**Work to complete**
Locate every line that holds the string "description" and copy it.

[Collected data entries]
━━━━━━━━━━━━━━━━━━━━━━━━━━━━━━

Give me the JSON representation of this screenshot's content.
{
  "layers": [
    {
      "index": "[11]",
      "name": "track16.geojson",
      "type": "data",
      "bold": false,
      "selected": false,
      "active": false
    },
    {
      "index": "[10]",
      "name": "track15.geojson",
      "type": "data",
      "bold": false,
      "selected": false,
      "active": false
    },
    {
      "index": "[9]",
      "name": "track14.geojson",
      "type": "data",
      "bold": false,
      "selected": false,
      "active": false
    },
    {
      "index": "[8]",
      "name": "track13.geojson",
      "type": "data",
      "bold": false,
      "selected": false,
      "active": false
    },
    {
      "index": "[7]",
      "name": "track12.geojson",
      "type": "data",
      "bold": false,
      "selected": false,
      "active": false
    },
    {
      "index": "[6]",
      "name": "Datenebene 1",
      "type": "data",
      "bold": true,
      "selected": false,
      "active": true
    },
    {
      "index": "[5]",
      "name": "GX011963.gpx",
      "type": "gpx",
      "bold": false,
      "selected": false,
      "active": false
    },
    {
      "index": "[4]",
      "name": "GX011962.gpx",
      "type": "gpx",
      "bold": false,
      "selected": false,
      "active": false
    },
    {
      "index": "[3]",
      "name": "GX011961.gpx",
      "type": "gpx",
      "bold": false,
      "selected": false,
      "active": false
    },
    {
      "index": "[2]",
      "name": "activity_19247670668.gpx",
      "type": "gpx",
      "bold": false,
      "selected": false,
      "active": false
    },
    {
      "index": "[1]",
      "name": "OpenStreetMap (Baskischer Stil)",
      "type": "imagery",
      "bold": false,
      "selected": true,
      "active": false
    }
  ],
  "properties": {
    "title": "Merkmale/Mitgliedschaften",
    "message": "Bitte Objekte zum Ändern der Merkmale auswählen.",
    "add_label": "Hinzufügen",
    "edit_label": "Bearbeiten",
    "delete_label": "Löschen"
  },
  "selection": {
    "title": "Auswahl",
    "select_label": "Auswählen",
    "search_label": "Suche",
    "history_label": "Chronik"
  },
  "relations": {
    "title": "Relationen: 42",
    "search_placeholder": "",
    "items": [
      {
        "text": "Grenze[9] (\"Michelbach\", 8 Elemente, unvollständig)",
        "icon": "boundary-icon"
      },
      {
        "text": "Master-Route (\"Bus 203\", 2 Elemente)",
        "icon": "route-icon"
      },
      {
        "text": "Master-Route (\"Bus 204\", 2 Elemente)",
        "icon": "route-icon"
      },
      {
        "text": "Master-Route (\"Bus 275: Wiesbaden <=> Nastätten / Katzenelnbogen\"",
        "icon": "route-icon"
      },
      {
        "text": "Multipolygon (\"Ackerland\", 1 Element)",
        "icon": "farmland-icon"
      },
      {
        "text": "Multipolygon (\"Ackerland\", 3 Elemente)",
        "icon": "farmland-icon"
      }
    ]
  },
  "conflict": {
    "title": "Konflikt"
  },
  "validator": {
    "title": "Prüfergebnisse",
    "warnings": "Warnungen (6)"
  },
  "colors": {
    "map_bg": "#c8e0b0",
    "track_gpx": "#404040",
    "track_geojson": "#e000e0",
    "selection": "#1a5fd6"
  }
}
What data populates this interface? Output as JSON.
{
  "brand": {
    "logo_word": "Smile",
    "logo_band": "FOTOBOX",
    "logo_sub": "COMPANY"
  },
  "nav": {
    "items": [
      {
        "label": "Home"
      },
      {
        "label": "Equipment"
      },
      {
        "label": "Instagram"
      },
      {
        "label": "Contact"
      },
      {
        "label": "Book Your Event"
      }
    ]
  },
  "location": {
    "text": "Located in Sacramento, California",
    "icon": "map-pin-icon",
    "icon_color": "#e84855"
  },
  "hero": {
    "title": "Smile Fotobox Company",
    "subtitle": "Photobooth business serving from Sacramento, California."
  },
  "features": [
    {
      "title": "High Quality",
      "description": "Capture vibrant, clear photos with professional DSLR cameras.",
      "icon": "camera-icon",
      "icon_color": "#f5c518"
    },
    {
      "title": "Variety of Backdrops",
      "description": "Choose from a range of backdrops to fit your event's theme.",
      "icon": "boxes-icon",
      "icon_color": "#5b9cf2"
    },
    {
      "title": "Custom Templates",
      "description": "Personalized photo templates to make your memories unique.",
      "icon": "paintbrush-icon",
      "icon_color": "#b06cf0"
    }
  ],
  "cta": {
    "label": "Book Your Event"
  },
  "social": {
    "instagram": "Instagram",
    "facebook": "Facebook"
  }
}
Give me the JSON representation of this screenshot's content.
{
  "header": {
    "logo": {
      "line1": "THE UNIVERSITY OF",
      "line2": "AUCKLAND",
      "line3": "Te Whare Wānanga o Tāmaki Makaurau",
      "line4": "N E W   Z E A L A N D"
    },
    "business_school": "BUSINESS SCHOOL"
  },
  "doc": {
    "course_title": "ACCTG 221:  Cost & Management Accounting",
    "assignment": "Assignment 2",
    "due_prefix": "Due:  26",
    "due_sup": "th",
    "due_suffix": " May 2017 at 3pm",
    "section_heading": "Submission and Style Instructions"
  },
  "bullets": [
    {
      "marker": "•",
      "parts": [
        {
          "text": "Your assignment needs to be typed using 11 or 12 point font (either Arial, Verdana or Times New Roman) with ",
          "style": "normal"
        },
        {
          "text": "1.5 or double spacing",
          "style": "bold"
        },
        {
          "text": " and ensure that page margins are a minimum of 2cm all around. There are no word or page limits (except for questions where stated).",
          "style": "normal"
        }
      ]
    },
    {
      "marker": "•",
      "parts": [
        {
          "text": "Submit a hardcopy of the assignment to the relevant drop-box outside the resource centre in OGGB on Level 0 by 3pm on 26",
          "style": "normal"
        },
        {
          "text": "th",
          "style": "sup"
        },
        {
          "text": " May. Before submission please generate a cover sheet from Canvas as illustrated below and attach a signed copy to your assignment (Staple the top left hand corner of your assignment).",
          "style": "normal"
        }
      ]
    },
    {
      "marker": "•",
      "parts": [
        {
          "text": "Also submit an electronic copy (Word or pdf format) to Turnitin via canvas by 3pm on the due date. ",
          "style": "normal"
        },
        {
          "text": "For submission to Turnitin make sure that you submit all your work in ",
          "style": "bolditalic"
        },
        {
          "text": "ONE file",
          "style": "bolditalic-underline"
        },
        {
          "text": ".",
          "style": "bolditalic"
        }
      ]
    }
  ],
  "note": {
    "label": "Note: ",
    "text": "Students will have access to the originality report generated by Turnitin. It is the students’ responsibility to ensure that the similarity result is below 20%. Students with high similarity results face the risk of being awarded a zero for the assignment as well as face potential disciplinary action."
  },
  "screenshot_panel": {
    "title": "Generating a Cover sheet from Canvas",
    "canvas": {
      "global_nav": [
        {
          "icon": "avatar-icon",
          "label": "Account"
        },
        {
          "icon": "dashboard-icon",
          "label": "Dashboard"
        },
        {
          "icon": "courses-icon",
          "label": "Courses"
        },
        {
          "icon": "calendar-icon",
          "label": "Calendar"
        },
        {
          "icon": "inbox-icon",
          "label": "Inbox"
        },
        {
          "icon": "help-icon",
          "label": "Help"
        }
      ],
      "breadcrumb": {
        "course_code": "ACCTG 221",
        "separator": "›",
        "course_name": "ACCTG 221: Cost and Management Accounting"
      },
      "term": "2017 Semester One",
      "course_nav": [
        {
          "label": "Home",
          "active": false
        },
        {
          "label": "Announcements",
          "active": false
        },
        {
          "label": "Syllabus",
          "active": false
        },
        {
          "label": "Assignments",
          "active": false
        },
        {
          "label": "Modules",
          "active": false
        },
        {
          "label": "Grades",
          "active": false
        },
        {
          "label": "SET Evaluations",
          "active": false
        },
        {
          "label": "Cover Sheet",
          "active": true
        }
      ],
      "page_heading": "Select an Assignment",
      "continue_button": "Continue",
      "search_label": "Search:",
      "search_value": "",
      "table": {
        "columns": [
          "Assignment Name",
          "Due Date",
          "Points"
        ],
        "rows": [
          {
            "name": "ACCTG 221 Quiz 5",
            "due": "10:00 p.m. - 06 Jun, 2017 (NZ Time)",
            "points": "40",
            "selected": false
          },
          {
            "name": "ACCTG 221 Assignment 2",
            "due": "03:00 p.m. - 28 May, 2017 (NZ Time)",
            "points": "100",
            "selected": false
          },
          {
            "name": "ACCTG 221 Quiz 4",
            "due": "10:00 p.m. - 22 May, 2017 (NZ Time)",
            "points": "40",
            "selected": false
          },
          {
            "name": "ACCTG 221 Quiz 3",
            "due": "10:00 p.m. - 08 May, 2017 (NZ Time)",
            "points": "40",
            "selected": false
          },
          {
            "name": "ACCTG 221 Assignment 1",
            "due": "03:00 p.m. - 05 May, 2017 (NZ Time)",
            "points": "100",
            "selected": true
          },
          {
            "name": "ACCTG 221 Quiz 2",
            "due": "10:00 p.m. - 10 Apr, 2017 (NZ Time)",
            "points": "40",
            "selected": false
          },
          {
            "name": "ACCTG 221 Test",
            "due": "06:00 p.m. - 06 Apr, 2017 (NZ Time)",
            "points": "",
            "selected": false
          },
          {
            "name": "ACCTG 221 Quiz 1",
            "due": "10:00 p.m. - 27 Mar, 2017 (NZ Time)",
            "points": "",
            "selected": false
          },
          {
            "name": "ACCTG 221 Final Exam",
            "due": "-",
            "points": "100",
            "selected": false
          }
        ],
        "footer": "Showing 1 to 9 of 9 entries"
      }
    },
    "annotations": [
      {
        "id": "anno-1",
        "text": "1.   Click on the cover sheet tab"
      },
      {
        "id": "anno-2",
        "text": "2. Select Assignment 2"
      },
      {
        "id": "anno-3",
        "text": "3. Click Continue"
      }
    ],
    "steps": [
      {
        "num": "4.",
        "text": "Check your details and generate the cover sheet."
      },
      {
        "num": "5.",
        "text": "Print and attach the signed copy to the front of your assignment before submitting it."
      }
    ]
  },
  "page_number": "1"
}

━━━━━━━━━━━━━━━━━━━━━━━━━━━━━━

**Written answer**
      "description": "Capture vibrant, clear photos with professional DSLR cameras.",
      "description": "Choose from a range of backdrops to fit your event's theme.",
      "description": "Personalized photo templates to make your memories unique.",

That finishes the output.